◆ THE PROBLEM ◆
Each line that follows is to be retyped exactly.

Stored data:
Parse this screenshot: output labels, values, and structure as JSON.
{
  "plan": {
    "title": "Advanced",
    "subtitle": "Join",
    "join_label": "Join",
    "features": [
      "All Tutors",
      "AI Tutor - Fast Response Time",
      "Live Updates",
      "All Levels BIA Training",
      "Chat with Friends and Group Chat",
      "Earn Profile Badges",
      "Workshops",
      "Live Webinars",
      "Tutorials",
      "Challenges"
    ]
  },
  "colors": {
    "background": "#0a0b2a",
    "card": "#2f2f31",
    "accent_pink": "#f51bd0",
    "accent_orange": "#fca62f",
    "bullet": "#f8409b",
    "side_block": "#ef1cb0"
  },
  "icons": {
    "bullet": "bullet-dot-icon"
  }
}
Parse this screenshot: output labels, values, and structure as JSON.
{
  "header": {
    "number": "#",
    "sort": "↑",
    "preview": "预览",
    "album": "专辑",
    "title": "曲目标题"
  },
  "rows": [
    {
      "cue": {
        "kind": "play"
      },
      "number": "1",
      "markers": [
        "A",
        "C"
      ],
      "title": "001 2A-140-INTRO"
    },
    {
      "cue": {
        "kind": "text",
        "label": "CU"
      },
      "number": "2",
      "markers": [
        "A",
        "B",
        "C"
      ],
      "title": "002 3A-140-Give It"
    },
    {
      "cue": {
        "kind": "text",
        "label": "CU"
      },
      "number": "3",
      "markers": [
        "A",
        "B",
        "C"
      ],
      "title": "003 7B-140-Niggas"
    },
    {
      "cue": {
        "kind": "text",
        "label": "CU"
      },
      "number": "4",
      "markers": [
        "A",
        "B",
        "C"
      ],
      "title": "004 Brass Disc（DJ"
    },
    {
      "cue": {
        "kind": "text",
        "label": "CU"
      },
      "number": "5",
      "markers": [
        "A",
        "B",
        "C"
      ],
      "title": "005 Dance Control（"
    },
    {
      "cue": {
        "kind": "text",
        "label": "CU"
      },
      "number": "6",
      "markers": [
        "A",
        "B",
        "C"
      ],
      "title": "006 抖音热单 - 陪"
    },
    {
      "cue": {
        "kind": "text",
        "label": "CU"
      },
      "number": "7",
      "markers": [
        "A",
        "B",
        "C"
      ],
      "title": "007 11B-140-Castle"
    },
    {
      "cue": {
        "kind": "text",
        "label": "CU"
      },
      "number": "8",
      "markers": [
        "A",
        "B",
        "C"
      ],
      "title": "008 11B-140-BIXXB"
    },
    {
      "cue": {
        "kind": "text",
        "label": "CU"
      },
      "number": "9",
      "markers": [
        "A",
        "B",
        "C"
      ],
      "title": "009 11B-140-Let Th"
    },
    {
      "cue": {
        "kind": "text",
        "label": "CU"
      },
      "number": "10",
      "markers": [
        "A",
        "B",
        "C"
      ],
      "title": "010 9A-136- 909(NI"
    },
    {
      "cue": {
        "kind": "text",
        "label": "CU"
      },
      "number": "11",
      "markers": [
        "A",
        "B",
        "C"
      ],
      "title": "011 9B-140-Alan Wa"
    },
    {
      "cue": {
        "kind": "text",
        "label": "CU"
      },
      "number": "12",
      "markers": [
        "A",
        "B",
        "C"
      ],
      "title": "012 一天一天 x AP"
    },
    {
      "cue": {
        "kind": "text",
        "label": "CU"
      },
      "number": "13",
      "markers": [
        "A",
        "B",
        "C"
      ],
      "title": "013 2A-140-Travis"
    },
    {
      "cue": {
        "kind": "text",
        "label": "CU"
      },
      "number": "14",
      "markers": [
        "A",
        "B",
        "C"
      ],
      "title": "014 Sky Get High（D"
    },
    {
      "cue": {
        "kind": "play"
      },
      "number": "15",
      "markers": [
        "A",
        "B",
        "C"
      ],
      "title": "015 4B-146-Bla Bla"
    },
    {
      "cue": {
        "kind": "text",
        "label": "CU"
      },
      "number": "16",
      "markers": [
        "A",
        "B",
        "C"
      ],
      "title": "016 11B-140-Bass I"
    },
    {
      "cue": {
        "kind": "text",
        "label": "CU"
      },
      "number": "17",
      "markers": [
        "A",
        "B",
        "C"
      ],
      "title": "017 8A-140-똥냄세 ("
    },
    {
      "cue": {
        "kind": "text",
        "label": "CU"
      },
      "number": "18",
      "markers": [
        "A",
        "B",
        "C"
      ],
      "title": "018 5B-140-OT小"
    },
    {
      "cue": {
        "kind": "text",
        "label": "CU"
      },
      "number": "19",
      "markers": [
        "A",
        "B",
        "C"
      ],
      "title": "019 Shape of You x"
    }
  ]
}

◆ COMPLETED TASK ◆
Parse this screenshot: output labels, values, and structure as JSON.
{
  "plan": {
    "title": "Advanced",
    "subtitle": "Join",
    "join_label": "Join",
    "features": [
      "All Tutors",
      "AI Tutor - Fast Response Time",
      "Live Updates",
      "All Levels BIA Training",
      "Chat with Friends and Group Chat",
      "Earn Profile Badges",
      "Workshops",
      "Live Webinars",
      "Tutorials",
      "Challenges"
    ]
  },
  "colors": {
    "background": "#0a0b2a",
    "card": "#2f2f31",
    "accent_pink": "#f51bd0",
    "accent_orange": "#fca62f",
    "bullet": "#f8409b",
    "side_block": "#ef1cb0"
  },
  "icons": {
    "bullet": "bullet-dot-icon"
  }
}
Parse this screenshot: output labels, values, and structure as JSON.
{
  "header": {
    "number": "#",
    "sort": "↑",
    "preview": "预览",
    "album": "专辑",
    "title": "曲目标题"
  },
  "rows": [
    {
      "cue": {
        "kind": "play"
      },
      "number": "1",
      "markers": [
        "A",
        "C"
      ],
      "title": "001 2A-140-INTRO"
    },
    {
      "cue": {
        "kind": "text",
        "label": "CU"
      },
      "number": "2",
      "markers": [
        "A",
        "B",
        "C"
      ],
      "title": "002 3A-140-Give It"
    },
    {
      "cue": {
        "kind": "text",
        "label": "CU"
      },
      "number": "3",
      "markers": [
        "A",
        "B",
        "C"
      ],
      "title": "003 7B-140-Niggas"
    },
    {
      "cue": {
        "kind": "text",
        "label": "CU"
      },
      "number": "4",
      "markers": [
        "A",
        "B",
        "C"
      ],
      "title": "004 Brass Disc（DJ"
    },
    {
      "cue": {
        "kind": "text",
        "label": "CU"
      },
      "number": "5",
      "markers": [
        "A",
        "B",
        "C"
      ],
      "title": "005 Dance Control（"
    },
    {
      "cue": {
        "kind": "text",
        "label": "CU"
      },
      "number": "6",
      "markers": [
        "A",
        "B",
        "C"
      ],
      "title": "006 抖音热单 - 陪"
    },
    {
      "cue": {
        "kind": "text",
        "label": "CU"
      },
      "number": "7",
      "markers": [
        "A",
        "B",
        "C"
      ],
      "title": "007 11B-140-Castle"
    },
    {
      "cue": {
        "kind": "text",
        "label": "CU"
      },
      "number": "8",
      "markers": [
        "A",
        "B",
        "C"
      ],
      "title": "008 11B-140-BIXXB"
    },
    {
      "cue": {
        "kind": "text",
        "label": "CU"
      },
      "number": "9",
      "markers": [
        "A",
        "B",
        "C"
      ],
      "title": "009 11B-140-Let Th"
    },
    {
      "cue": {
        "kind": "text",
        "label": "CU"
      },
      "number": "10",
      "markers": [
        "A",
        "B",
        "C"
      ],
      "title": "010 9A-136- 909(NI"
    },
    {
      "cue": {
        "kind": "text",
        "label": "CU"
      },
      "number": "11",
      "markers": [
        "A",
        "B",
        "C"
      ],
      "title": "011 9B-140-Alan Wa"
    },
    {
      "cue": {
        "kind": "text",
        "label": "CU"
      },
      "number": "12",
      "markers": [
        "A",
        "B",
        "C"
      ],
      "title": "012 一天一天 x AP"
    },
    {
      "cue": {
        "kind": "text",
        "label": "CU"
      },
      "number": "13",
      "markers": [
        "A",
        "B",
        "C"
      ],
      "title": "013 2A-140-Travis"
    },
    {
      "cue": {
        "kind": "text",
        "label": "CU"
      },
      "number": "14",
      "markers": [
        "A",
        "B",
        "C"
      ],
      "title": "014 Sky Get High（D"
    },
    {
      "cue": {
        "kind": "play"
      },
      "number": "15",
      "markers": [
        "A",
        "B",
        "C"
      ],
      "title": "015 4B-146-Bla Bla"
    },
    {
      "cue": {
        "kind": "text",
        "label": "CU"
      },
      "number": "16",
      "markers": [
        "A",
        "B",
        "C"
      ],
      "title": "016 11B-140-Bass I"
    },
    {
      "cue": {
        "kind": "text",
        "label": "CU"
      },
      "number": "17",
      "markers": [
        "A",
        "B",
        "C"
      ],
      "title": "017 8A-140-똥냄세 ("
    },
    {
      "cue": {
        "kind": "text",
        "label": "CU"
      },
      "number": "18",
      "markers": [
        "A",
        "B",
        "C"
      ],
      "title": "018 5B-140-OT小"
    },
    {
      "cue": {
        "kind": "text",
        "label": "CU"
      },
      "number": "19",
      "markers": [
        "A",
        "B",
        "C"
      ],
      "title": "019 Shape of You x"
    }
  ]
}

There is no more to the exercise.